YOUR TASK
Extract every line that contains the string "this".

Extracted records
============

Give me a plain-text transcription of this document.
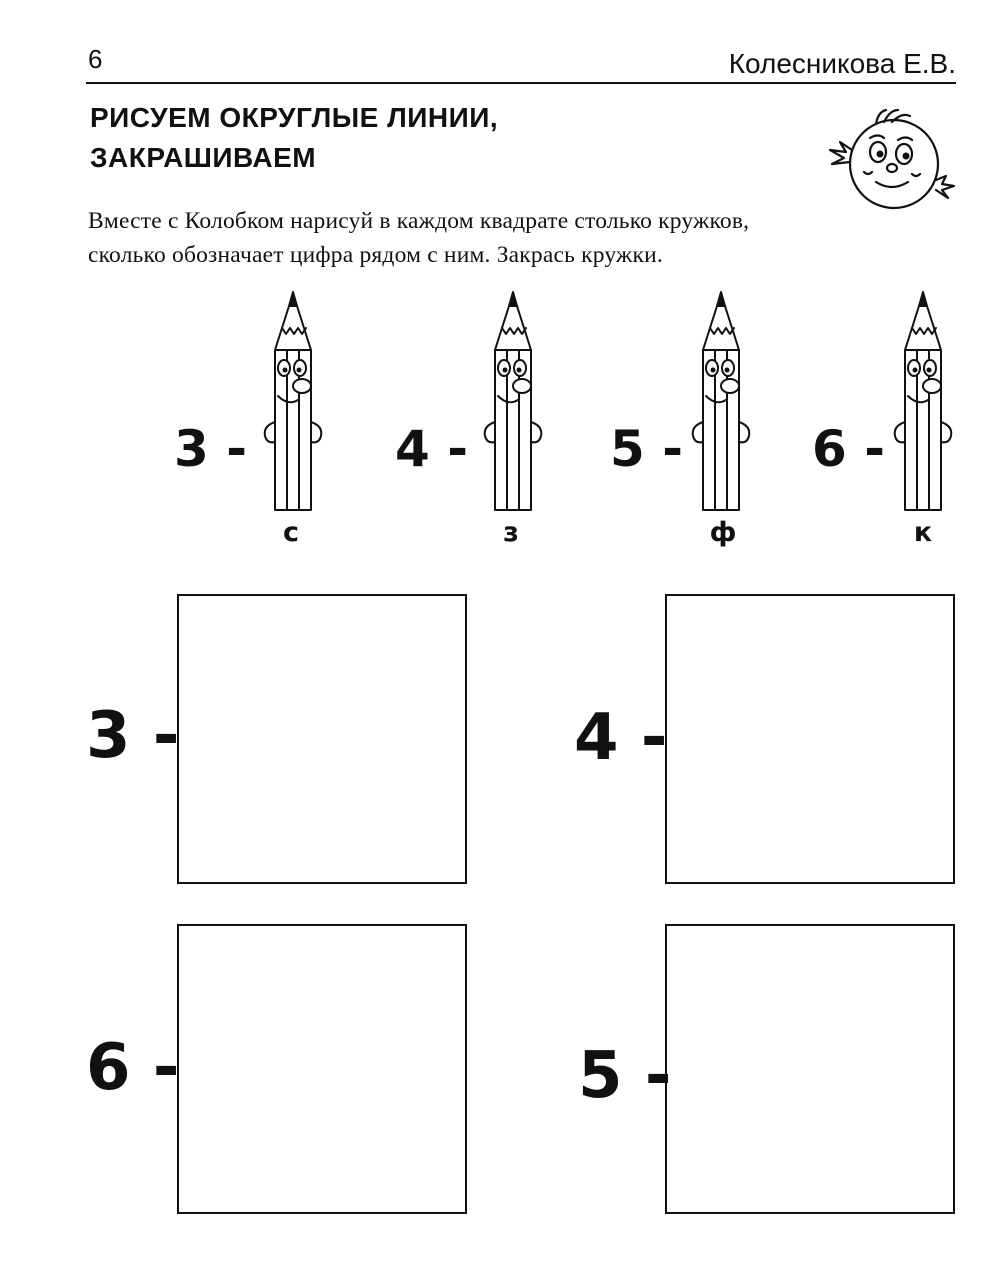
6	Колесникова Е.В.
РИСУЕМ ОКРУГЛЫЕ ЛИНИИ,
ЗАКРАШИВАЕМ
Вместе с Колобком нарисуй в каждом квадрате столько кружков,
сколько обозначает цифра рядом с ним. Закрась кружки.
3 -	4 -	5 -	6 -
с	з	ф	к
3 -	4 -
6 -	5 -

============

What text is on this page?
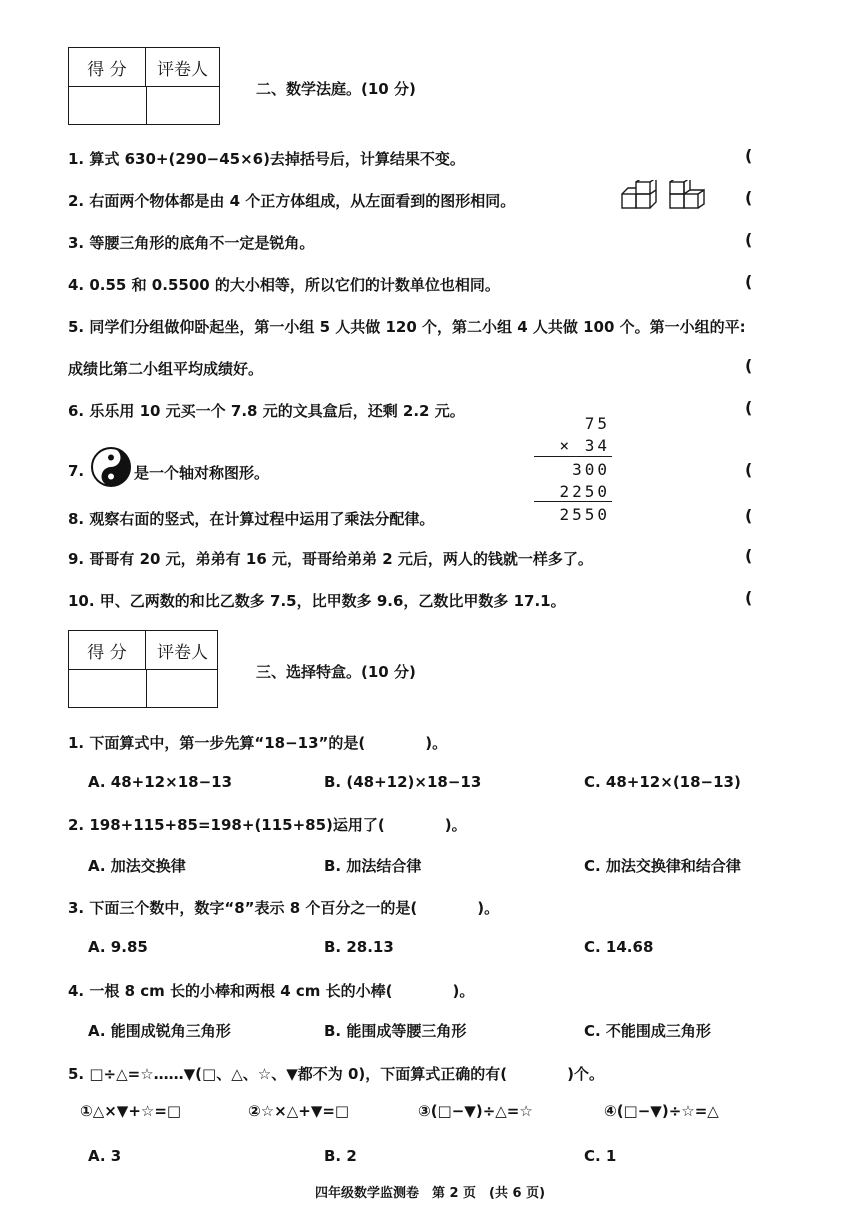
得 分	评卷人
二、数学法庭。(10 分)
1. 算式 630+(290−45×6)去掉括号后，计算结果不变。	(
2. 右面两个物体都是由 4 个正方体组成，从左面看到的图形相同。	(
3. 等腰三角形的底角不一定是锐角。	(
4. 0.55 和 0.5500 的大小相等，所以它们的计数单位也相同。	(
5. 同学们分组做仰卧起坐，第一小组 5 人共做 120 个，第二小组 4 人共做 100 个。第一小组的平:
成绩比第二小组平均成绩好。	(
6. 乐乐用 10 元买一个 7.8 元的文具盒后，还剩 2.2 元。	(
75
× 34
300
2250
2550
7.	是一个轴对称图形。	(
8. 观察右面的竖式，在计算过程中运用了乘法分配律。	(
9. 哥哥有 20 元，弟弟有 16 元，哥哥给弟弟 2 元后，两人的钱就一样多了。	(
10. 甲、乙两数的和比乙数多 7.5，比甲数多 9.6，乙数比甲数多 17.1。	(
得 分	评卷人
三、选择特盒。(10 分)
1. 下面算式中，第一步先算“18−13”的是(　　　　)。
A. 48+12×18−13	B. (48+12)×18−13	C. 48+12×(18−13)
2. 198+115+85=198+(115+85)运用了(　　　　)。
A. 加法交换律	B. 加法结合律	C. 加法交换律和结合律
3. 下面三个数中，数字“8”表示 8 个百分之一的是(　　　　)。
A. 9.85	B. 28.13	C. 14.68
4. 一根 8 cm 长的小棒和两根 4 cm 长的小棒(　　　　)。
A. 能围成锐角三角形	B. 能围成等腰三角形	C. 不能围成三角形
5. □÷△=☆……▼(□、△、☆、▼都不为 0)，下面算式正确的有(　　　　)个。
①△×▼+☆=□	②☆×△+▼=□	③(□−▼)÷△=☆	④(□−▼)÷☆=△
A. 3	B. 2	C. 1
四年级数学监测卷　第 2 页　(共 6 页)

============

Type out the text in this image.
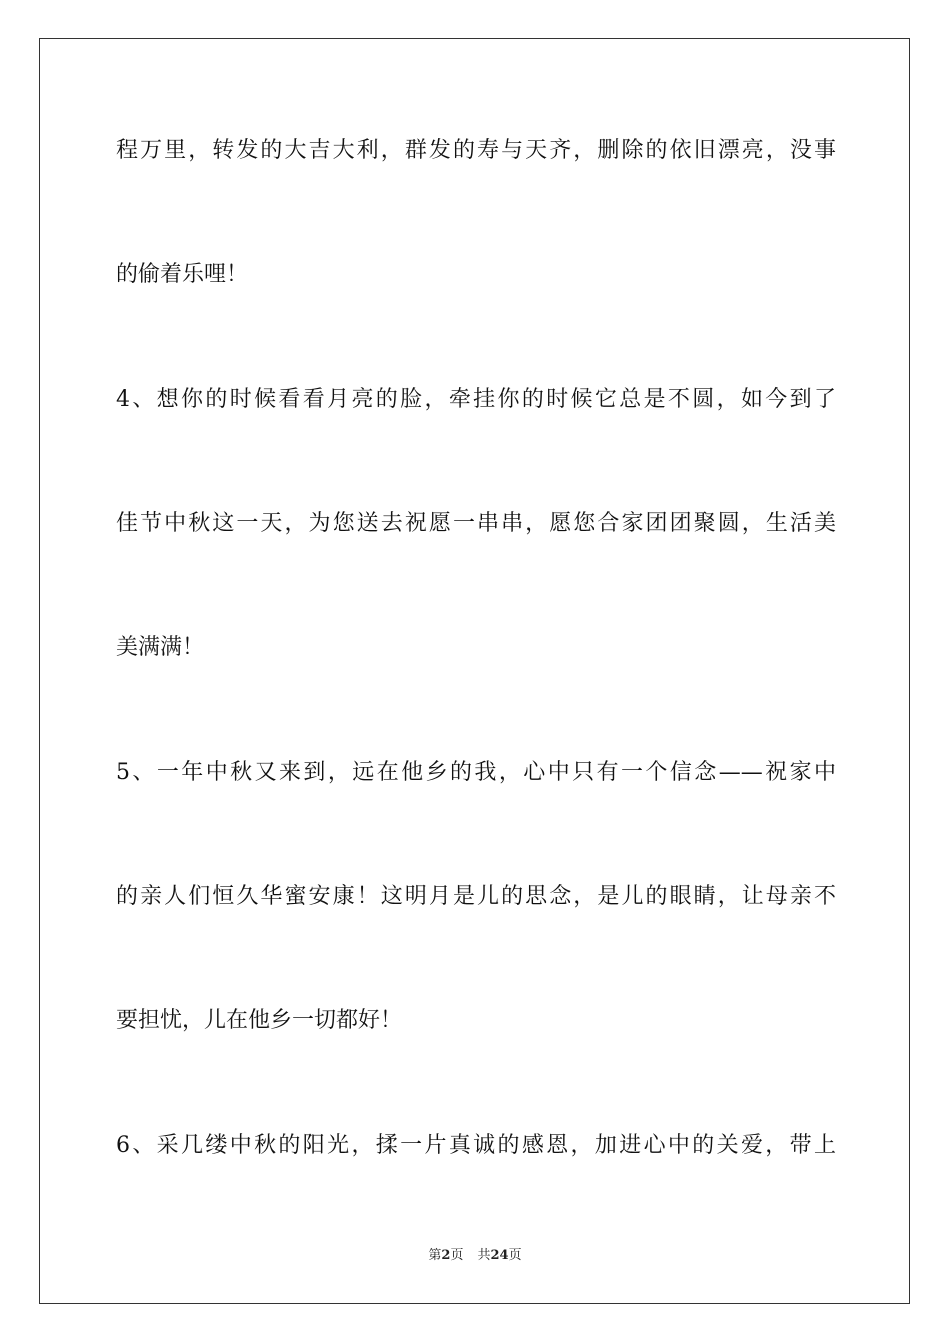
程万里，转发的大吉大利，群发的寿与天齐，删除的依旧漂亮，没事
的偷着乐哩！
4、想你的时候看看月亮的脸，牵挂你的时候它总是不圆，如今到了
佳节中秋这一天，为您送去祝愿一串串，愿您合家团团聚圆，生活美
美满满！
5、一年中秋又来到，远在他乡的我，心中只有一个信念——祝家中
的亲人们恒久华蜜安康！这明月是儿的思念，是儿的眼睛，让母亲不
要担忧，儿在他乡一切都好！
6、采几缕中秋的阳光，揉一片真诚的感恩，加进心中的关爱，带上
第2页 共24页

============

WRITTEN ANSWER
Give me a plain-text transcription of this document.
What text is on this page?
Type out the text in this image.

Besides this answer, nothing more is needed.